Exercise description → Where a line contains the word "işadamı", copy that line.

Information shown →

○ ○ ○ ○

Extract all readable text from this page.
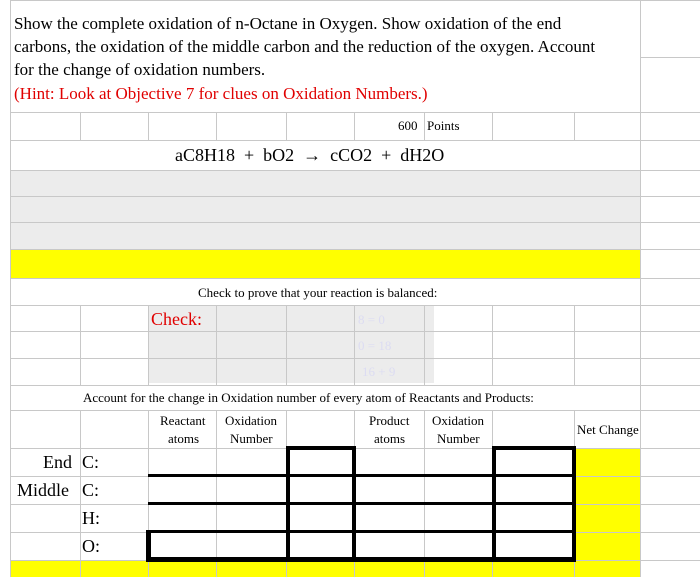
Show the complete oxidation of n-Octane in Oxygen. Show oxidation of the end
carbons, the oxidation of the middle carbon and the reduction of the oxygen. Account
for the change of oxidation numbers.
(Hint: Look at Objective 7 for clues on Oxidation Numbers.)
600 Points
aC8H18  +  bO2  →  cCO2  +  dH2O
Check to prove that your reaction is balanced:
Check:	8 = 0
0 = 18
16 + 9
Account for the change in Oxidation number of every atom of Reactants and Products:
Reactant
atoms
Oxidation
Number
Product
atoms
Oxidation
Number
Net Change
End C:
Middle C:
H:
O:
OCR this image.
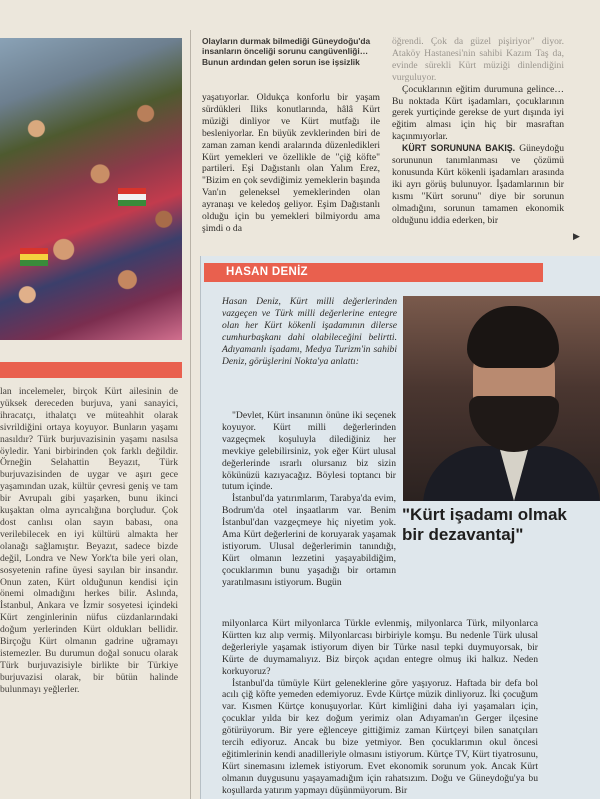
Olayların durmak bilmediği Güneydoğu'da insanların önceliği sorunu cangüvenliği… Bunun ardından gelen sorun ise işsizlik

yaşatıyorlar. Oldukça konforlu bir yaşam sürdükleri Iliks konutlarında, hâlâ Kürt müziği dinliyor ve Kürt mutfağı ile besleniyorlar. En büyük zevklerinden biri de zaman zaman kendi aralarında düzenledikleri Kürt yemekleri ve özellikle de "çiğ köfte" partileri. Eşi Dağıstanlı olan Yalım Erez, "Bizim en çok sevdiğimiz yemeklerin başında Van'ın geleneksel yemeklerinden olan ayranaşı ve keledoş geliyor. Eşim Dağıstanlı olduğu için bu yemekleri bilmiyordu ama şimdi o da

öğrendi. Çok da güzel pişiriyor" diyor. Ataköy Hastanesi'nin sahibi Kazım Taş da, evinde sürekli Kürt müziği dinlendiğini vurguluyor.

Çocuklarının eğitim durumuna gelince… Bu noktada Kürt işadamları, çocuklarının gerek yurtiçinde gerekse de yurt dışında iyi eğitim alması için hiç bir masraftan kaçınmıyorlar.

KÜRT SORUNUNA BAKIŞ. Güneydoğu sorununun tanımlanması ve çözümü konusunda Kürt kökenli işadamları arasında iki ayrı görüş bulunuyor. İşadamlarının bir kısmı "Kürt sorunu" diye bir sorunun olmadığını, sorunun tamamen ekonomik olduğunu iddia ederken, bir

▶

lan incelemeler, birçok Kürt ailesinin de yüksek dereceden burjuva, yani sanayici, ihracatçı, ithalatçı ve müteahhit olarak sivrildiğini ortaya koyuyor. Bunların yaşamı nasıldır? Türk burjuvazisinin yaşamı nasılsa öyledir. Yani birbirinden çok farklı değildir. Örneğin Selahattin Beyazıt, Türk burjuvazisinden de uygar ve aşırı gece yaşamından uzak, kültür çevresi geniş ve tam bir Avrupalı gibi yaşarken, bunu ikinci kuşaktan olma ayrıcalığına borçludur. Çok dost canlısı olan sayın babası, ona verilebilecek en iyi kültürü almakta her olanağı sağlamıştır. Beyazıt, sadece bizde değil, Londra ve New York'ta bile yeri olan, sosyetenin rafine üyesi sayılan bir insandır. Onun zaten, Kürt olduğunun kendisi için önemi olmadığını herkes bilir. Aslında, İstanbul, Ankara ve İzmir sosyetesi içindeki Kürt zenginlerinin nüfus cüzdanlarındaki doğum yerlerinden Kürt oldukları bellidir. Birçoğu Kürt olmanın gadrine uğramayı istemezler. Bu durumun doğal sonucu olarak Türk burjuvazisiyle birlikte bir Türkiye burjuvazisi olarak, bir bütün halinde bulunmayı yeğlerler.

HASAN DENİZ
Hasan Deniz, Kürt milli değerlerinden vazgeçen ve Türk milli değerlerine entegre olan her Kürt kökenli işadamının dilerse cumhurbaşkanı dahi olabileceğini belirtti. Adıyamanlı işadamı, Medya Turizm'in sahibi Deniz, görüşlerini Nokta'ya anlattı:

"Devlet, Kürt insanının önüne iki seçenek koyuyor. Kürt milli değerlerinden vazgeçmek koşuluyla dilediğiniz her mevkiye gelebilirsiniz, yok eğer Kürt ulusal değerlerinde ısrarlı olursanız biz sizin kökünüzü kazıyacağız. Böylesi toptancı bir tutum içinde.

İstanbul'da yatırımlarım, Tarabya'da evim, Bodrum'da otel inşaatlarım var. Benim İstanbul'dan vazgeçmeye hiç niyetim yok. Ama Kürt değerlerini de koruyarak yaşamak istiyorum. Ulusal değerlerimin tanındığı, Kürt olmanın lezzetini yaşayabildiğim, çocuklarımın bunu yaşadığı bir ortamın yaratılmasını istiyorum. Bugün

milyonlarca Kürt milyonlarca Türkle evlenmiş, milyonlarca Türk, milyonlarca Kürtten kız alıp vermiş. Milyonlarcası birbiriyle komşu. Bu nedenle Türk ulusal değerleriyle yaşamak istiyorum diyen bir Türke nasıl tepki duymuyorsak, bir Kürte de duymamalıyız. Biz birçok açıdan entegre olmuş iki halkız. Neden korkuyoruz?

İstanbul'da tümüyle Kürt geleneklerine göre yaşıyoruz. Haftada bir defa bol acılı çiğ köfte yemeden edemiyoruz. Evde Kürtçe müzik dinliyoruz. İki çocuğum var. Kısmen Kürtçe konuşuyorlar. Kürt kimliğini daha iyi yaşamaları için, çocuklar yılda bir kez doğum yerimiz olan Adıyaman'ın Gerger ilçesine götürüyorum. Bir yere eğlenceye gittiğimiz zaman Kürtçeyi bilen sanatçıları tercih ediyoruz. Ancak bu bize yetmiyor. Ben çocuklarımın okul öncesi eğitimlerinin kendi anadilleriyle olmasını istiyorum. Kürtçe TV, Kürt tiyatrosunu, Kürt sinemasını izlemek istiyorum. Evet ekonomik sorunum yok. Ancak Kürt olmanın duygusunu yaşayamadığım için rahatsızım. Doğu ve Güneydoğu'ya bu koşullarda yatırım yapmayı düşünmüyorum. Bir

"Kürt işadamı olmak bir dezavantaj"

○ ○ ○ ○

Exercise answer →
Hasan Deniz, Kürt milli değerlerinden vazgeçen ve Türk milli değerlerine entegre olan her Kürt kökenli işadamının dilerse cumhurbaşkanı dahi olabileceğini belirtti. Adıyamanlı işadamı, Medya Turizm'in sahibi Deniz, görüşlerini Nokta'ya anlattı:
"Kürt işadamı olmak bir dezavantaj"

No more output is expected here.